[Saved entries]
/---
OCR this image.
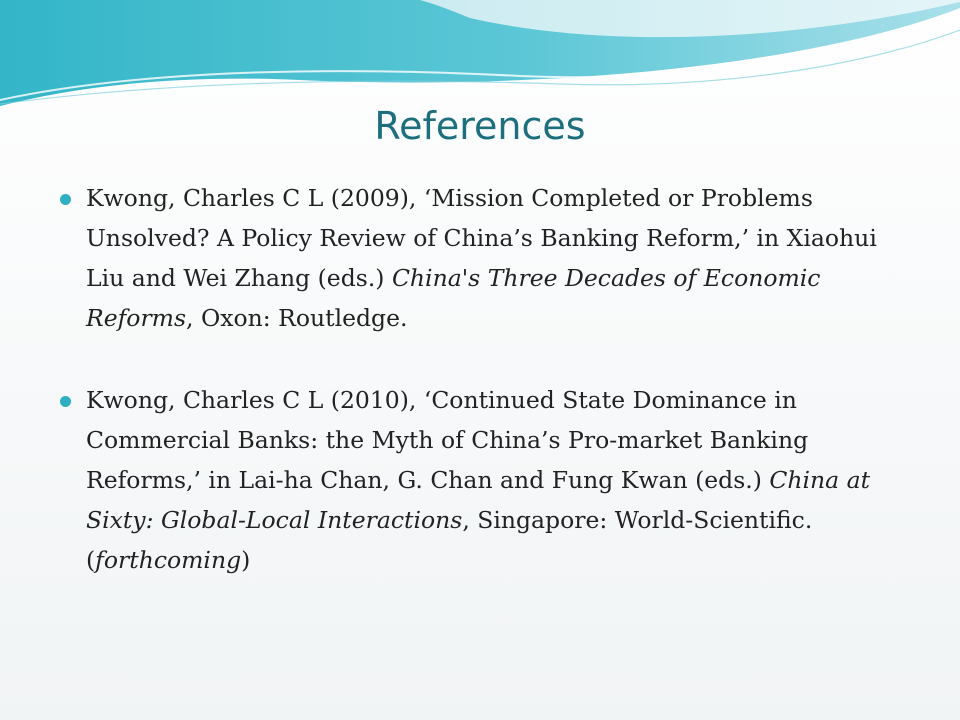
References
Kwong, Charles C L (2009), ‘Mission Completed or Problems Unsolved? A Policy Review of China’s Banking Reform,’ in Xiaohui Liu and Wei Zhang (eds.) China's Three Decades of Economic Reforms, Oxon: Routledge.
Kwong, Charles C L (2010), ‘Continued State Dominance in Commercial Banks: the Myth of China’s Pro-market Banking Reforms,’ in Lai-ha Chan, G. Chan and Fung Kwan (eds.) China at Sixty: Global-Local Interactions, Singapore: World-Scientific. (forthcoming)
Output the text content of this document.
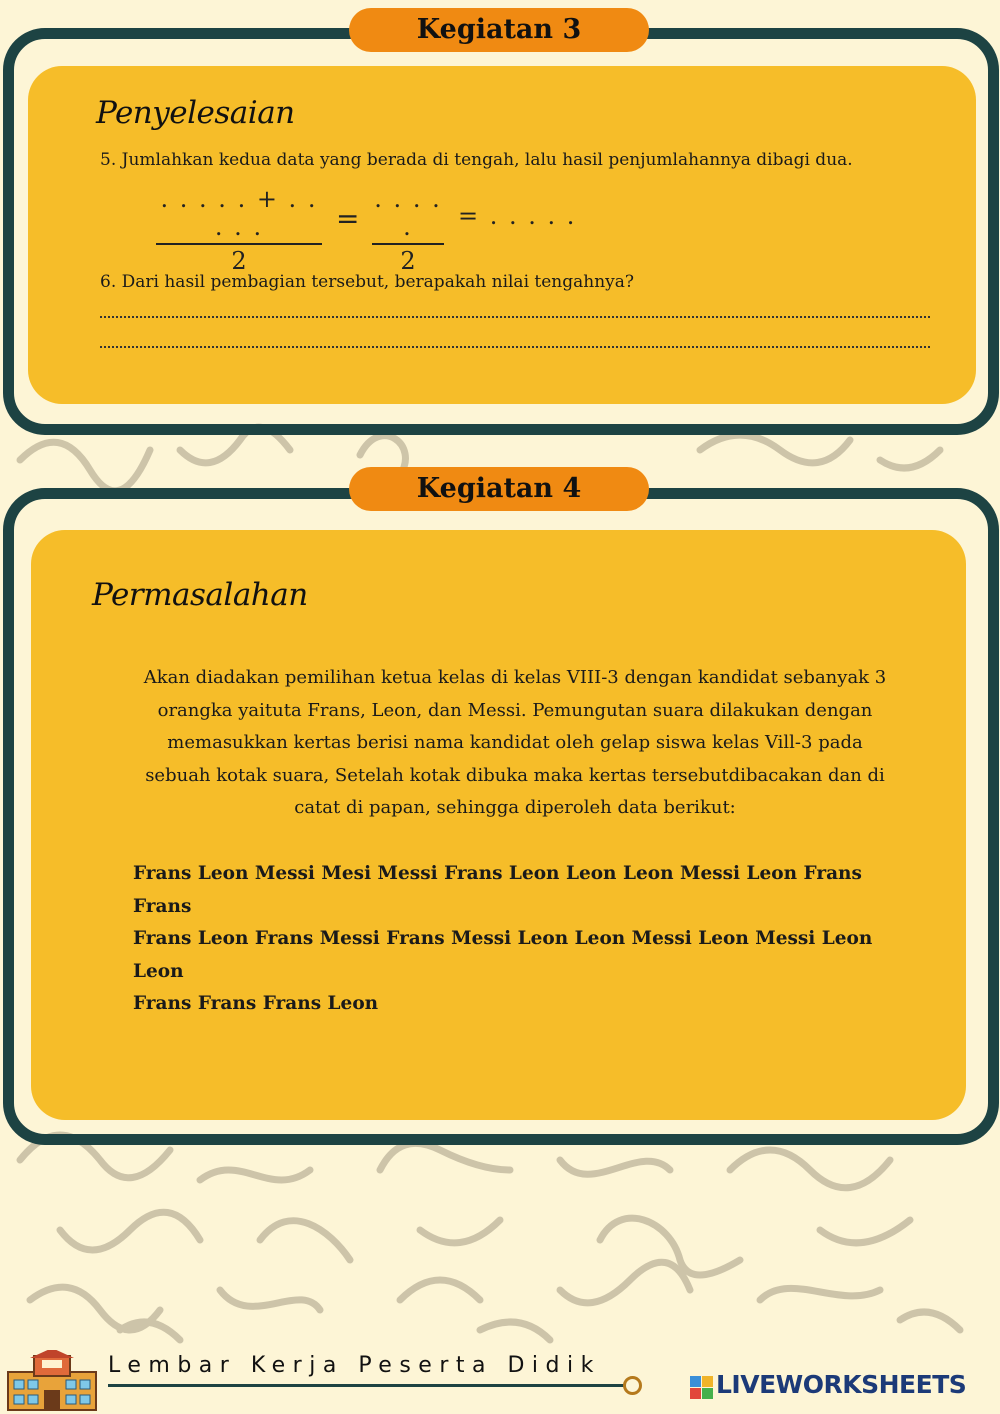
Kegiatan 3
Penyelesaian
5. Jumlahkan kedua data yang berada di tengah, lalu hasil penjumlahannya dibagi dua.
. . . . . + . . . . .
2
=
. . . . .
2
= . . . . .
6. Dari hasil pembagian tersebut, berapakah nilai tengahnya?
Kegiatan 4
Permasalahan
Akan diadakan pemilihan ketua kelas di kelas VIII-3 dengan kandidat sebanyak 3
orangka yaituta Frans, Leon, dan Messi. Pemungutan suara dilakukan dengan
memasukkan kertas berisi nama kandidat oleh gelap siswa kelas Vill-3 pada
sebuah kotak suara, Setelah kotak dibuka maka kertas tersebutdibacakan dan di
catat di papan, sehingga diperoleh data berikut:
Frans Leon Messi Mesi Messi Frans Leon Leon Leon Messi Leon Frans Frans
Frans Leon Frans Messi Frans Messi Leon Leon Messi Leon Messi Leon Leon
Frans Frans Frans Leon
Lembar Kerja Peserta Didik
LIVEWORKSHEETS
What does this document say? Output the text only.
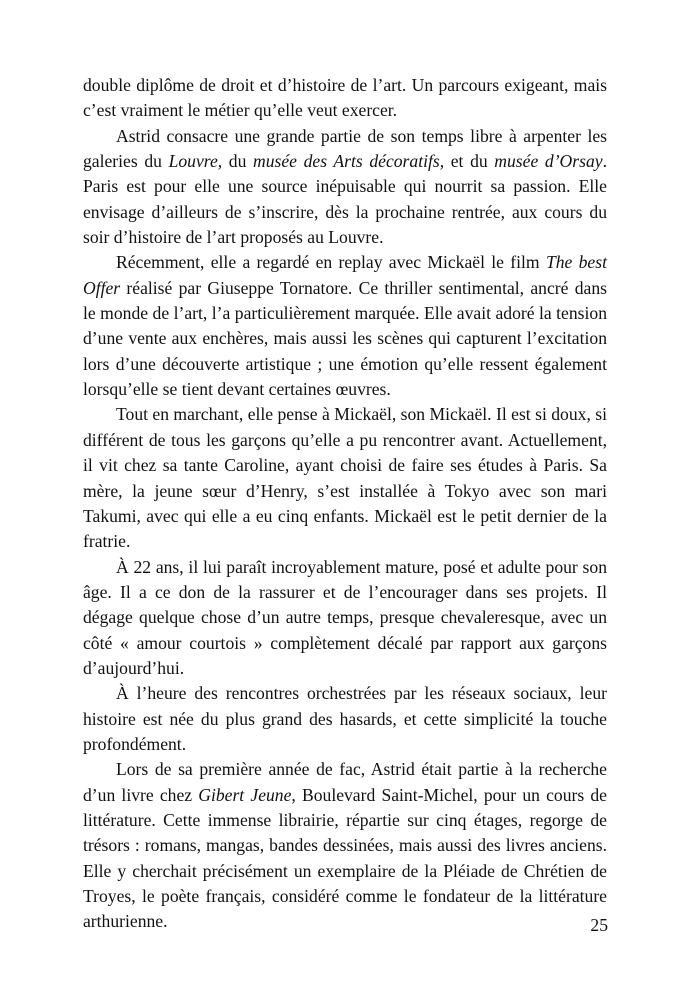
double diplôme de droit et d’histoire de l’art. Un parcours exigeant, mais c’est vraiment le métier qu’elle veut exercer.

Astrid consacre une grande partie de son temps libre à arpenter les galeries du Louvre, du musée des Arts décoratifs, et du musée d’Orsay. Paris est pour elle une source inépuisable qui nourrit sa passion. Elle envisage d’ailleurs de s’inscrire, dès la prochaine rentrée, aux cours du soir d’histoire de l’art proposés au Louvre.

Récemment, elle a regardé en replay avec Mickaël le film The best Offer réalisé par Giuseppe Tornatore. Ce thriller sentimental, ancré dans le monde de l’art, l’a particulièrement marquée. Elle avait adoré la tension d’une vente aux enchères, mais aussi les scènes qui capturent l’excitation lors d’une découverte artistique ; une émotion qu’elle ressent également lorsqu’elle se tient devant certaines œuvres.

Tout en marchant, elle pense à Mickaël, son Mickaël. Il est si doux, si différent de tous les garçons qu’elle a pu rencontrer avant. Actuellement, il vit chez sa tante Caroline, ayant choisi de faire ses études à Paris. Sa mère, la jeune sœur d’Henry, s’est installée à Tokyo avec son mari Takumi, avec qui elle a eu cinq enfants. Mickaël est le petit dernier de la fratrie.

À 22 ans, il lui paraît incroyablement mature, posé et adulte pour son âge. Il a ce don de la rassurer et de l’encourager dans ses projets. Il dégage quelque chose d’un autre temps, presque chevaleresque, avec un côté « amour courtois » complètement décalé par rapport aux garçons d’aujourd’hui.

À l’heure des rencontres orchestrées par les réseaux sociaux, leur histoire est née du plus grand des hasards, et cette simplicité la touche profondément.

Lors de sa première année de fac, Astrid était partie à la recherche d’un livre chez Gibert Jeune, Boulevard Saint-Michel, pour un cours de littérature. Cette immense librairie, répartie sur cinq étages, regorge de trésors : romans, mangas, bandes dessinées, mais aussi des livres anciens. Elle y cherchait précisément un exemplaire de la Pléiade de Chrétien de Troyes, le poète français, considéré comme le fondateur de la littérature arthurienne.	25
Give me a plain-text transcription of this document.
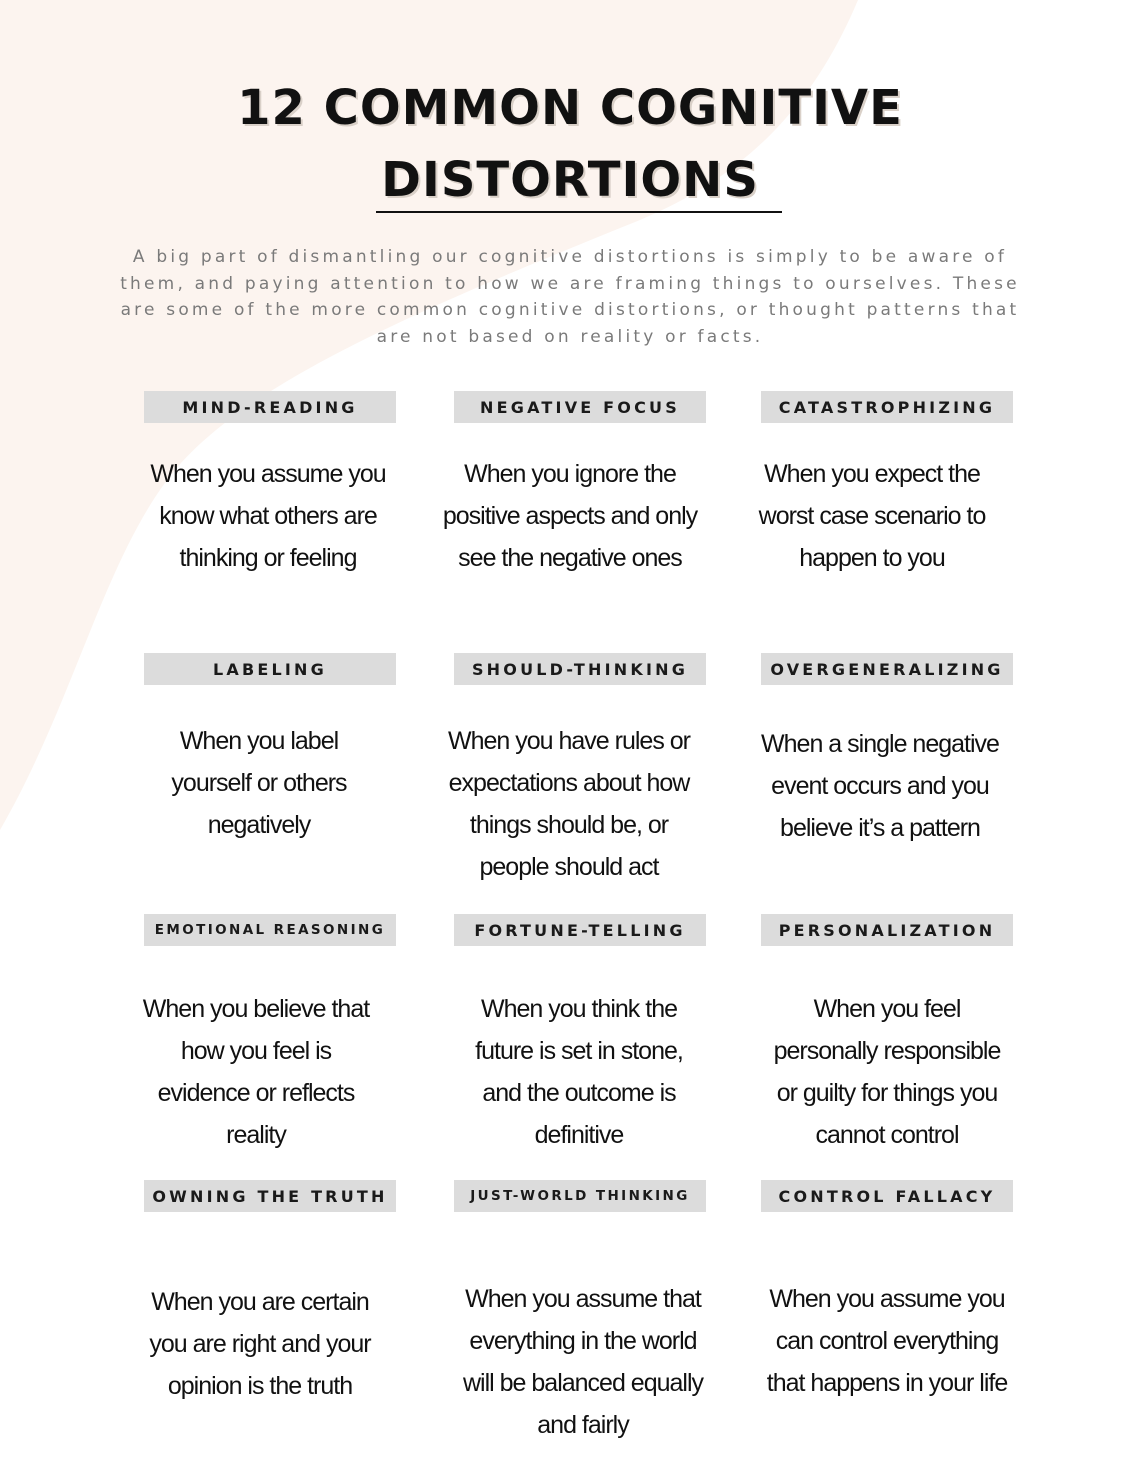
12 COMMON COGNITIVE
DISTORTIONS

A big part of dismantling our cognitive distortions is simply to be aware of them, and paying attention to how we are framing things to ourselves. These are some of the more common cognitive distortions, or thought patterns that are not based on reality or facts.

MIND-READING

When you assume you know what others are thinking or feeling

NEGATIVE FOCUS

When you ignore the positive aspects and only see the negative ones

CATASTROPHIZING

When you expect the worst case scenario to happen to you

LABELING

When you label yourself or others negatively

SHOULD-THINKING

When you have rules or expectations about how things should be, or people should act

OVERGENERALIZING

When a single negative event occurs and you believe it’s a pattern

EMOTIONAL REASONING

When you believe that how you feel is evidence or reflects reality

FORTUNE-TELLING

When you think the future is set in stone, and the outcome is definitive

PERSONALIZATION

When you feel personally responsible or guilty for things you cannot control

OWNING THE TRUTH

When you are certain you are right and your opinion is the truth

JUST-WORLD THINKING

When you assume that everything in the world will be balanced equally and fairly

CONTROL FALLACY

When you assume you can control everything that happens in your life
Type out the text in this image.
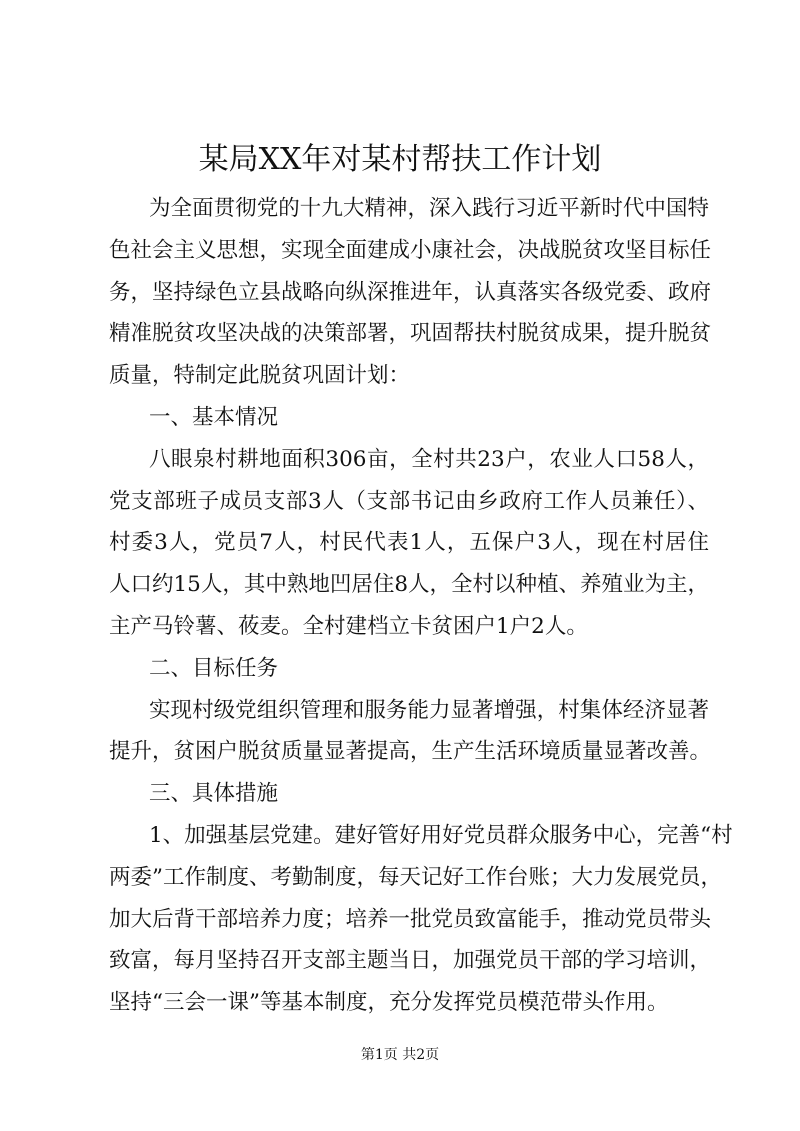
某局XX年对某村帮扶工作计划
为全面贯彻党的十九大精神，深入践行习近平新时代中国特
色社会主义思想，实现全面建成小康社会，决战脱贫攻坚目标任
务，坚持绿色立县战略向纵深推进年，认真落实各级党委、政府
精准脱贫攻坚决战的决策部署，巩固帮扶村脱贫成果，提升脱贫
质量，特制定此脱贫巩固计划：
一、基本情况
八眼泉村耕地面积306亩，全村共23户，农业人口58人，
党支部班子成员支部3人（支部书记由乡政府工作人员兼任）、
村委3人，党员7人，村民代表1人，五保户3人，现在村居住
人口约15人，其中熟地凹居住8人，全村以种植、养殖业为主，
主产马铃薯、莜麦。全村建档立卡贫困户1户2人。
二、目标任务
实现村级党组织管理和服务能力显著增强，村集体经济显著
提升，贫困户脱贫质量显著提高，生产生活环境质量显著改善。
三、具体措施
1、加强基层党建。建好管好用好党员群众服务中心，完善“村
两委”工作制度、考勤制度，每天记好工作台账；大力发展党员，
加大后背干部培养力度；培养一批党员致富能手，推动党员带头
致富，每月坚持召开支部主题当日，加强党员干部的学习培训，
坚持“三会一课”等基本制度，充分发挥党员模范带头作用。
第1页 共2页
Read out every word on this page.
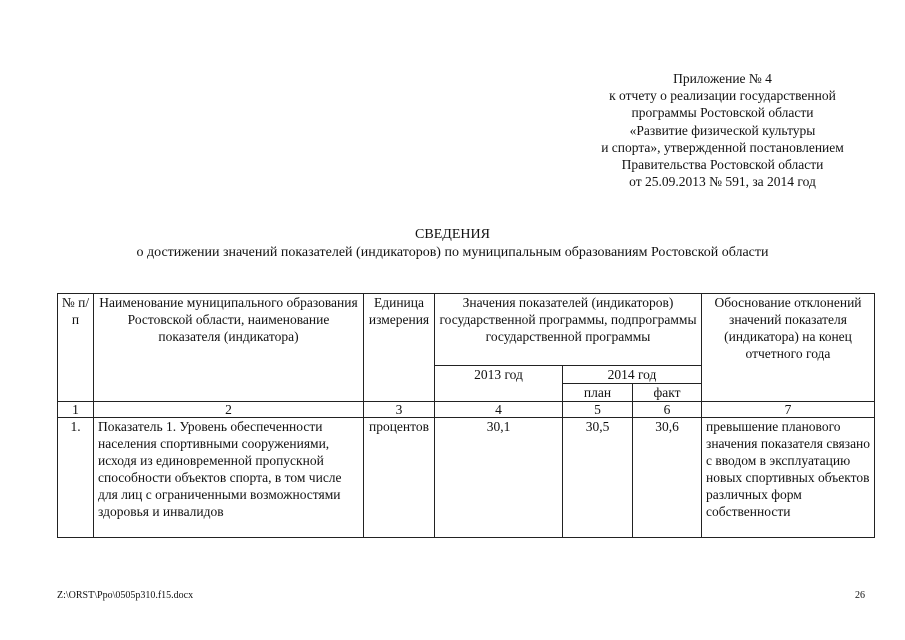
Приложение № 4
к отчету о реализации государственной
программы Ростовской области
«Развитие физической культуры
и спорта», утвержденной постановлением
Правительства Ростовской области
от 25.09.2013 № 591, за 2014 год
СВЕДЕНИЯ
о достижении значений показателей (индикаторов) по муниципальным образованиям Ростовской области
№ п/п	Наименование муниципального образования Ростовской области, наименование показателя (индикатора)	Единица измерения	Значения показателей (индикаторов) государственной программы, подпрограммы государственной программы			Обоснование отклонений значений показателя (индикатора) на конец отчетного года
			2013 год	2014 год		
				план	факт	
1	2	3	4	5	6	7
1.	Показатель 1. Уровень обеспеченности населения спортивными сооружениями, исходя из единовременной пропускной способности объектов спорта, в том числе для лиц с ограниченными возможностями здоровья и инвалидов	процентов	30,1	30,5	30,6	превышение планового значения показателя связано с вводом в эксплуатацию новых спортивных объектов различных форм собственности
Z:\ORST\Ppo\0505p310.f15.docx	26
\---
> _DESCRIPTION OF THE TASK_
Check every line of the records above for the string "Paris" and say how many contain it, giving the number alone.

> _SOLUTION BELOW_
2